What is expected: Pick out each line containing the string "span" and copy it.

## START Records provided

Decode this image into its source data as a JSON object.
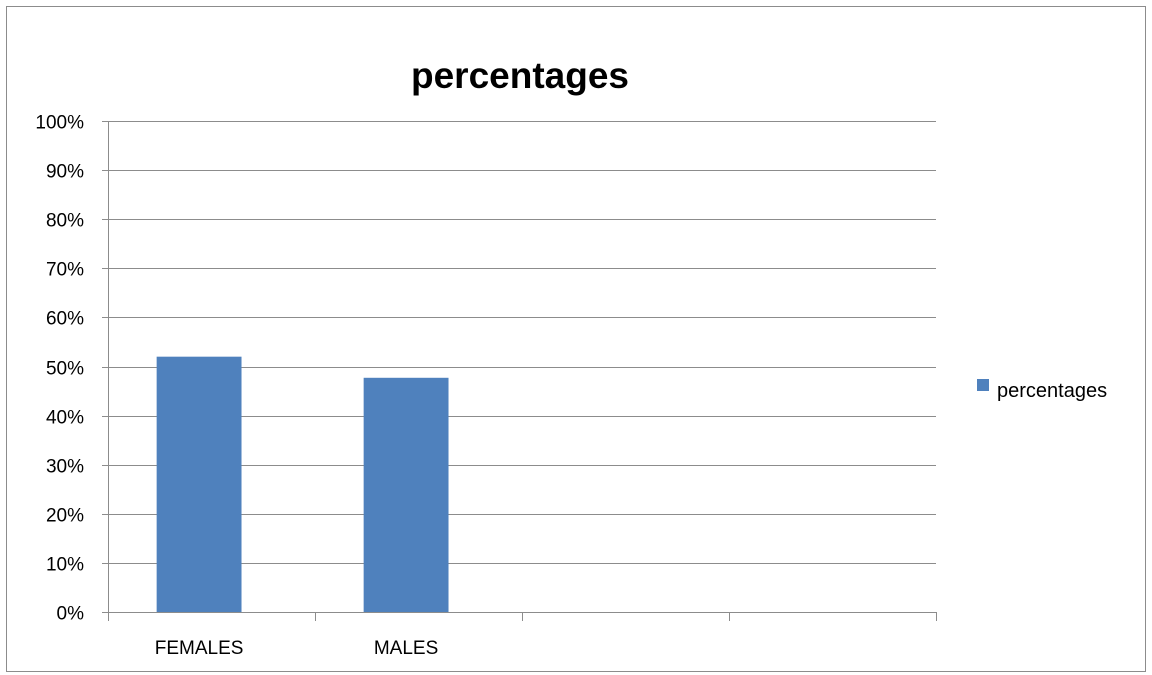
{
  "chart_data": {
    "type": "bar",
    "title": "percentages",
    "categories": [
      "FEMALES",
      "MALES",
      "",
      ""
    ],
    "series": [
      {
        "name": "percentages",
        "values": [
          0.52,
          0.477,
          null,
          null
        ],
        "color": "#4F81BD"
      }
    ],
    "ylim": [
      0,
      1
    ],
    "y_ticks": [
      "0%",
      "10%",
      "20%",
      "30%",
      "40%",
      "50%",
      "60%",
      "70%",
      "80%",
      "90%",
      "100%"
    ],
    "xlabel": "",
    "ylabel": "",
    "grid": true,
    "legend_position": "right"
  }
}
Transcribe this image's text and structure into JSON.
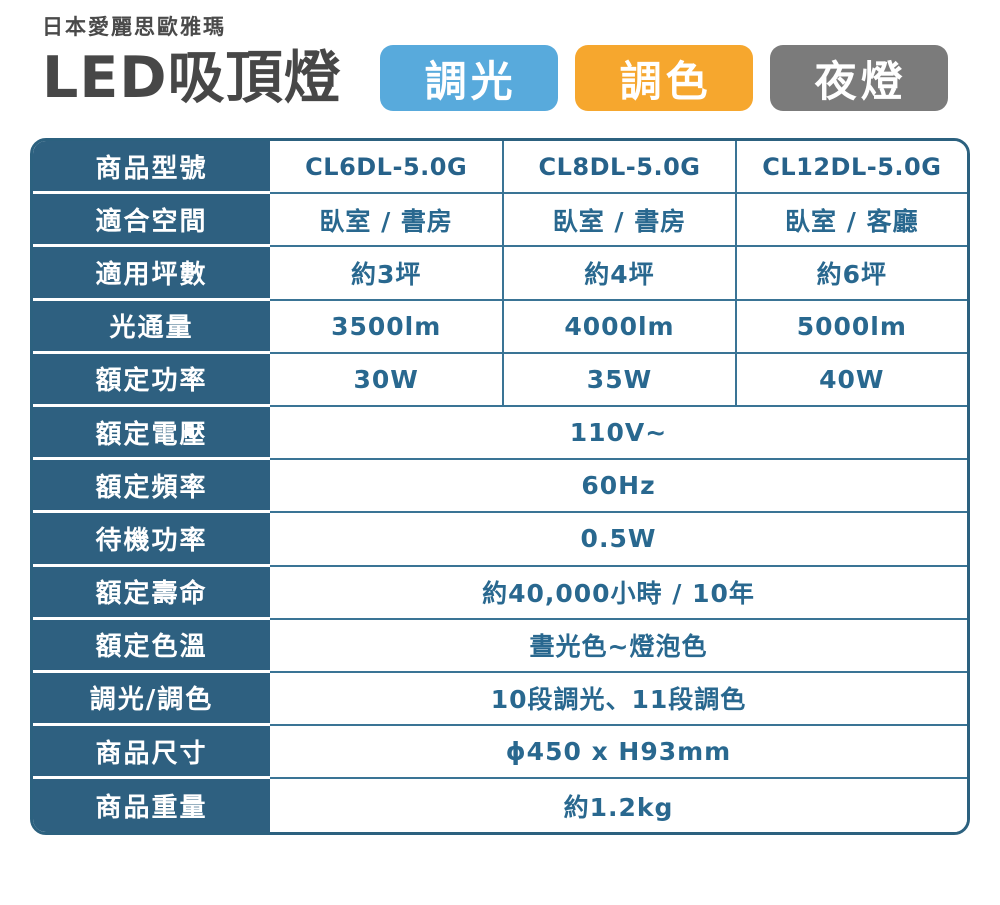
{
  "header": {
    "brand": "日本愛麗思歐雅瑪",
    "title": "LED吸頂燈",
    "badges": [
      {
        "label": "調光",
        "color": "#58aadc"
      },
      {
        "label": "調色",
        "color": "#f6a72e"
      },
      {
        "label": "夜燈",
        "color": "#7b7b7b"
      }
    ]
  },
  "colors": {
    "table_header_bg": "#2e6080",
    "table_border": "#2c617f",
    "table_grid_line": "#3a7495",
    "value_text": "#29688f",
    "title_text": "#474747"
  },
  "table": {
    "rows": [
      {
        "label": "商品型號",
        "values": [
          "CL6DL-5.0G",
          "CL8DL-5.0G",
          "CL12DL-5.0G"
        ]
      },
      {
        "label": "適合空間",
        "values": [
          "臥室 / 書房",
          "臥室 / 書房",
          "臥室 / 客廳"
        ]
      },
      {
        "label": "適用坪數",
        "values": [
          "約3坪",
          "約4坪",
          "約6坪"
        ]
      },
      {
        "label": "光通量",
        "values": [
          "3500lm",
          "4000lm",
          "5000lm"
        ]
      },
      {
        "label": "額定功率",
        "values": [
          "30W",
          "35W",
          "40W"
        ]
      },
      {
        "label": "額定電壓",
        "span": "110V~"
      },
      {
        "label": "額定頻率",
        "span": "60Hz"
      },
      {
        "label": "待機功率",
        "span": "0.5W"
      },
      {
        "label": "額定壽命",
        "span": "約40,000小時 / 10年"
      },
      {
        "label": "額定色溫",
        "span": "晝光色~燈泡色"
      },
      {
        "label": "調光/調色",
        "span": "10段調光、11段調色"
      },
      {
        "label": "商品尺寸",
        "span": "ϕ450 x H93mm"
      },
      {
        "label": "商品重量",
        "span": "約1.2kg"
      }
    ]
  }
}
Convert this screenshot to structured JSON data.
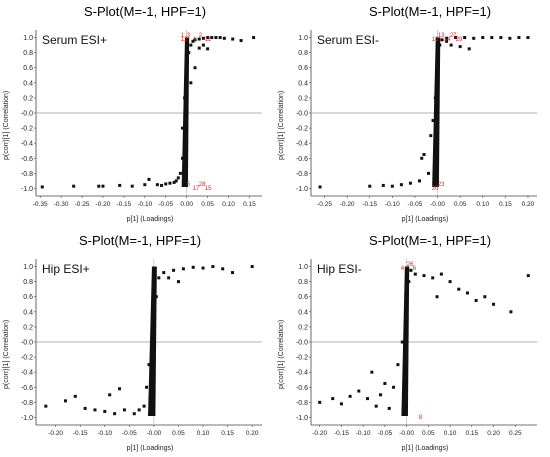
{
  "chart_data": [
    {
      "type": "scatter",
      "title": "S-Plot(M=-1, HPF=1)",
      "annotation": "Serum ESI+",
      "xlabel": "p[1] (Loadings)",
      "ylabel": "p(corr)[1] (Correlation)",
      "xlim": [
        -0.36,
        0.18
      ],
      "ylim": [
        -1.1,
        1.1
      ],
      "xticks": [
        "-0.35",
        "-0.30",
        "-0.25",
        "-0.20",
        "-0.15",
        "-0.10",
        "-0.05",
        "0.00",
        "0.05",
        "0.10",
        "0.15"
      ],
      "yticks": [
        "-1.0",
        "-0.8",
        "-0.6",
        "-0.4",
        "-0.2",
        "-0.0",
        "0.2",
        "0.4",
        "0.6",
        "0.8",
        "1.0"
      ],
      "grid": false,
      "points": [
        [
          -0.345,
          -0.98
        ],
        [
          -0.27,
          -0.97
        ],
        [
          -0.21,
          -0.97
        ],
        [
          -0.2,
          -0.97
        ],
        [
          -0.16,
          -0.96
        ],
        [
          -0.13,
          -0.97
        ],
        [
          -0.1,
          -0.95
        ],
        [
          -0.09,
          -0.88
        ],
        [
          -0.07,
          -0.95
        ],
        [
          -0.06,
          -0.96
        ],
        [
          -0.05,
          -0.94
        ],
        [
          -0.04,
          -0.93
        ],
        [
          -0.03,
          -0.92
        ],
        [
          -0.025,
          -0.9
        ],
        [
          -0.02,
          -0.86
        ],
        [
          -0.015,
          -0.8
        ],
        [
          -0.01,
          -0.6
        ],
        [
          -0.01,
          -0.2
        ],
        [
          -0.005,
          0.2
        ],
        [
          0.0,
          0.5
        ],
        [
          0.005,
          0.8
        ],
        [
          0.01,
          0.9
        ],
        [
          0.015,
          0.95
        ],
        [
          0.02,
          0.97
        ],
        [
          0.03,
          0.98
        ],
        [
          0.04,
          0.99
        ],
        [
          0.05,
          1.0
        ],
        [
          0.06,
          1.0
        ],
        [
          0.07,
          1.0
        ],
        [
          0.08,
          1.0
        ],
        [
          0.09,
          0.99
        ],
        [
          0.11,
          0.98
        ],
        [
          0.13,
          0.96
        ],
        [
          0.16,
          1.0
        ],
        [
          0.04,
          0.9
        ],
        [
          0.05,
          0.85
        ],
        [
          0.03,
          0.86
        ],
        [
          0.02,
          0.6
        ],
        [
          0.01,
          0.4
        ]
      ],
      "highlighted_labels": [
        "12",
        "3",
        "4",
        "2",
        "11",
        "1",
        "5",
        "17",
        "28",
        "15"
      ],
      "colors": {
        "points": "#111111",
        "highlight": "#e02020",
        "zero_line": "#999999"
      }
    },
    {
      "type": "scatter",
      "title": "S-Plot(M=-1, HPF=1)",
      "annotation": "Serum ESI-",
      "xlabel": "p[1] (Loadings)",
      "ylabel": "p(corr)[1] (Correlation)",
      "xlim": [
        -0.28,
        0.22
      ],
      "ylim": [
        -1.1,
        1.1
      ],
      "xticks": [
        "-0.25",
        "-0.20",
        "-0.15",
        "-0.10",
        "-0.05",
        "-0.00",
        "0.05",
        "0.10",
        "0.15",
        "0.20"
      ],
      "yticks": [
        "-1.0",
        "-0.8",
        "-0.6",
        "-0.4",
        "-0.2",
        "-0.0",
        "0.2",
        "0.4",
        "0.6",
        "0.8",
        "1.0"
      ],
      "grid": false,
      "points": [
        [
          -0.26,
          -0.98
        ],
        [
          -0.15,
          -0.97
        ],
        [
          -0.12,
          -0.96
        ],
        [
          -0.1,
          -0.97
        ],
        [
          -0.08,
          -0.95
        ],
        [
          -0.06,
          -0.93
        ],
        [
          -0.04,
          -0.9
        ],
        [
          -0.035,
          -0.6
        ],
        [
          -0.03,
          -0.55
        ],
        [
          -0.02,
          -0.8
        ],
        [
          -0.015,
          -0.3
        ],
        [
          -0.01,
          -0.1
        ],
        [
          -0.005,
          0.2
        ],
        [
          0.0,
          0.6
        ],
        [
          0.005,
          0.9
        ],
        [
          0.01,
          0.97
        ],
        [
          0.02,
          0.99
        ],
        [
          0.04,
          1.0
        ],
        [
          0.06,
          1.0
        ],
        [
          0.08,
          0.99
        ],
        [
          0.1,
          1.0
        ],
        [
          0.12,
          1.0
        ],
        [
          0.14,
          1.0
        ],
        [
          0.16,
          0.99
        ],
        [
          0.18,
          1.0
        ],
        [
          0.2,
          1.0
        ],
        [
          0.03,
          0.9
        ],
        [
          0.05,
          0.88
        ],
        [
          0.07,
          0.85
        ],
        [
          0.02,
          0.95
        ]
      ],
      "highlighted_labels": [
        "10",
        "13",
        "14",
        "27",
        "29",
        "20",
        "23"
      ],
      "colors": {
        "points": "#111111",
        "highlight": "#e02020",
        "zero_line": "#999999"
      }
    },
    {
      "type": "scatter",
      "title": "S-Plot(M=-1, HPF=1)",
      "annotation": "Hip ESI+",
      "xlabel": "p[1] (Loadings)",
      "ylabel": "p(corr)[1] (Correlation)",
      "xlim": [
        -0.24,
        0.22
      ],
      "ylim": [
        -1.1,
        1.1
      ],
      "xticks": [
        "-0.20",
        "-0.15",
        "-0.10",
        "-0.05",
        "-0.00",
        "0.05",
        "0.10",
        "0.15",
        "0.20"
      ],
      "yticks": [
        "-1.0",
        "-0.8",
        "-0.6",
        "-0.4",
        "-0.2",
        "-0.0",
        "0.2",
        "0.4",
        "0.6",
        "0.8",
        "1.0"
      ],
      "grid": false,
      "points": [
        [
          -0.22,
          -0.85
        ],
        [
          -0.18,
          -0.78
        ],
        [
          -0.16,
          -0.72
        ],
        [
          -0.14,
          -0.88
        ],
        [
          -0.12,
          -0.9
        ],
        [
          -0.1,
          -0.92
        ],
        [
          -0.08,
          -0.95
        ],
        [
          -0.06,
          -0.9
        ],
        [
          -0.04,
          -0.95
        ],
        [
          -0.03,
          -0.9
        ],
        [
          -0.02,
          -0.85
        ],
        [
          -0.015,
          -0.6
        ],
        [
          -0.01,
          -0.3
        ],
        [
          -0.005,
          0.0
        ],
        [
          0.0,
          0.3
        ],
        [
          0.005,
          0.6
        ],
        [
          0.01,
          0.85
        ],
        [
          0.02,
          0.92
        ],
        [
          0.04,
          0.95
        ],
        [
          0.06,
          0.97
        ],
        [
          0.08,
          0.99
        ],
        [
          0.1,
          0.98
        ],
        [
          0.12,
          1.0
        ],
        [
          0.14,
          0.97
        ],
        [
          0.16,
          0.92
        ],
        [
          0.2,
          1.0
        ],
        [
          0.03,
          0.85
        ],
        [
          0.05,
          0.8
        ],
        [
          -0.07,
          -0.62
        ],
        [
          -0.09,
          -0.7
        ]
      ],
      "highlighted_labels": [],
      "colors": {
        "points": "#111111",
        "highlight": "#e02020",
        "zero_line": "#999999"
      }
    },
    {
      "type": "scatter",
      "title": "S-Plot(M=-1, HPF=1)",
      "annotation": "Hip ESI-",
      "xlabel": "p[1] (Loadings)",
      "ylabel": "p(corr)[1] (Correlation)",
      "xlim": [
        -0.22,
        0.3
      ],
      "ylim": [
        -1.1,
        1.1
      ],
      "xticks": [
        "-0.20",
        "-0.15",
        "-0.10",
        "-0.05",
        "-0.00",
        "0.05",
        "0.10",
        "0.15",
        "0.20",
        "0.25"
      ],
      "yticks": [
        "-1.0",
        "-0.8",
        "-0.6",
        "-0.4",
        "-0.2",
        "-0.0",
        "0.2",
        "0.4",
        "0.6",
        "0.8",
        "1.0"
      ],
      "grid": false,
      "points": [
        [
          -0.2,
          -0.8
        ],
        [
          -0.17,
          -0.75
        ],
        [
          -0.15,
          -0.82
        ],
        [
          -0.13,
          -0.72
        ],
        [
          -0.11,
          -0.65
        ],
        [
          -0.09,
          -0.75
        ],
        [
          -0.07,
          -0.85
        ],
        [
          -0.06,
          -0.7
        ],
        [
          -0.05,
          -0.55
        ],
        [
          -0.04,
          -0.88
        ],
        [
          -0.03,
          -0.6
        ],
        [
          -0.02,
          -0.3
        ],
        [
          -0.01,
          0.0
        ],
        [
          0.0,
          0.4
        ],
        [
          0.005,
          0.8
        ],
        [
          0.01,
          0.95
        ],
        [
          0.02,
          0.9
        ],
        [
          0.04,
          0.88
        ],
        [
          0.06,
          0.85
        ],
        [
          0.08,
          0.9
        ],
        [
          0.1,
          0.8
        ],
        [
          0.12,
          0.7
        ],
        [
          0.14,
          0.65
        ],
        [
          0.16,
          0.55
        ],
        [
          0.18,
          0.6
        ],
        [
          0.2,
          0.5
        ],
        [
          0.24,
          0.4
        ],
        [
          0.28,
          0.88
        ],
        [
          0.07,
          0.6
        ],
        [
          -0.08,
          -0.4
        ]
      ],
      "highlighted_labels": [
        "4",
        "26",
        "6",
        "8"
      ],
      "colors": {
        "points": "#111111",
        "highlight": "#e02020",
        "zero_line": "#999999"
      }
    }
  ]
}
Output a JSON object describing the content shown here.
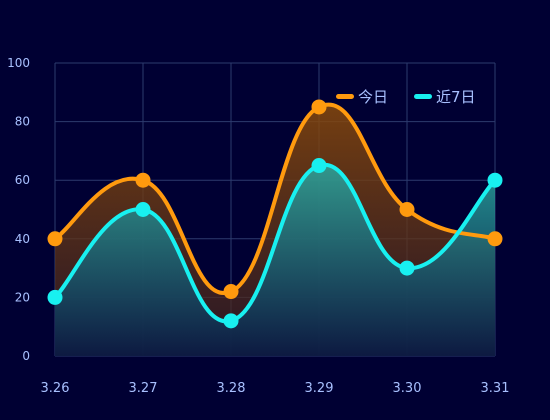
{
  "chart_data": {
    "type": "line",
    "categories": [
      "3.26",
      "3.27",
      "3.28",
      "3.29",
      "3.30",
      "3.31"
    ],
    "ylim": [
      0,
      100
    ],
    "yticks": [
      0,
      20,
      40,
      60,
      80,
      100
    ],
    "grid": true,
    "smooth": true,
    "legend": "top-right",
    "series": [
      {
        "name": "今日",
        "color": "#ff9a0e",
        "values": [
          40,
          60,
          22,
          85,
          50,
          40
        ]
      },
      {
        "name": "近7日",
        "color": "#18f0f0",
        "values": [
          20,
          50,
          12,
          65,
          30,
          60
        ]
      }
    ],
    "colors": {
      "background": "#000033",
      "grid": "#2d3b6e",
      "tick": "#a8c0ff"
    }
  }
}
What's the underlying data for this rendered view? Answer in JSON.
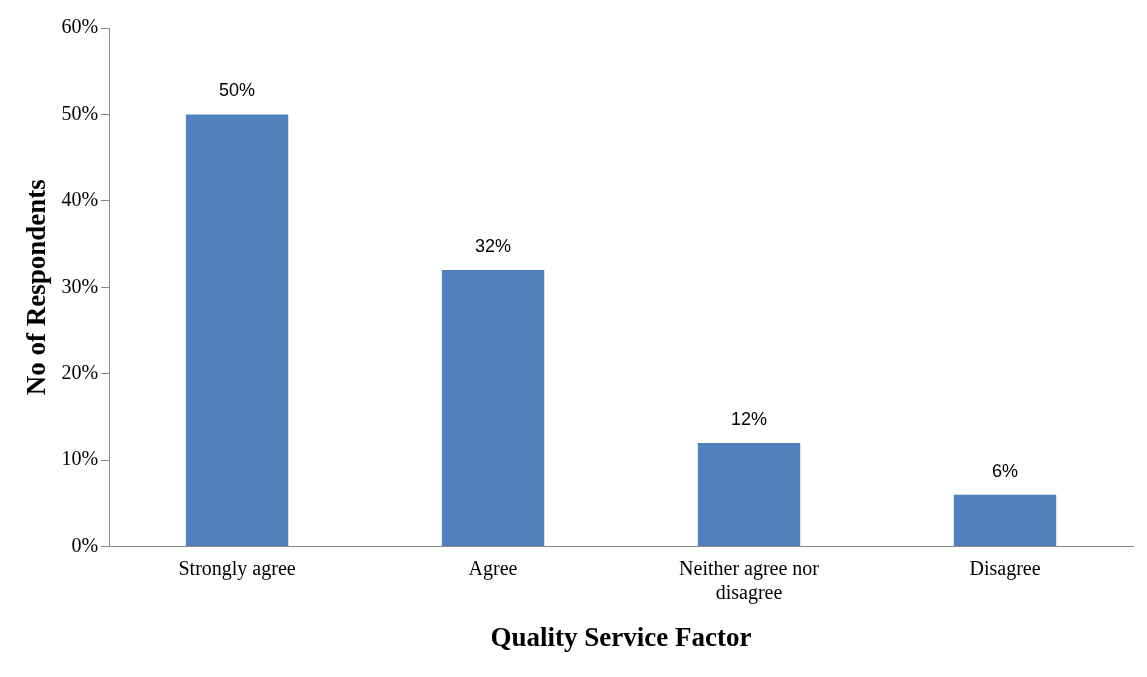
{
  "chart_data": {
    "type": "bar",
    "xlabel": "Quality Service Factor",
    "ylabel": "No of Respondents",
    "categories": [
      "Strongly agree",
      "Agree",
      "Neither agree nor disagree",
      "Disagree"
    ],
    "values": [
      50,
      32,
      12,
      6
    ],
    "color": "#4f81bd",
    "value_labels": [
      "50%",
      "32%",
      "12%",
      "6%"
    ],
    "ylim": [
      0,
      60
    ],
    "yticks": [
      {
        "value": 0,
        "label": "0%"
      },
      {
        "value": 10,
        "label": "10%"
      },
      {
        "value": 20,
        "label": "20%"
      },
      {
        "value": 30,
        "label": "30%"
      },
      {
        "value": 40,
        "label": "40%"
      },
      {
        "value": 50,
        "label": "50%"
      },
      {
        "value": 60,
        "label": "60%"
      }
    ],
    "grid": false,
    "legend": false
  }
}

## END Records provided

The completed task:
        "span": "110V~"
        "span": "60Hz"
        "span": "0.5W"
        "span": "約40,000小時 / 10年"
        "span": "晝光色~燈泡色"
        "span": "10段調光、11段調色"
        "span": "ϕ450 x H93mm"
        "span": "約1.2kg"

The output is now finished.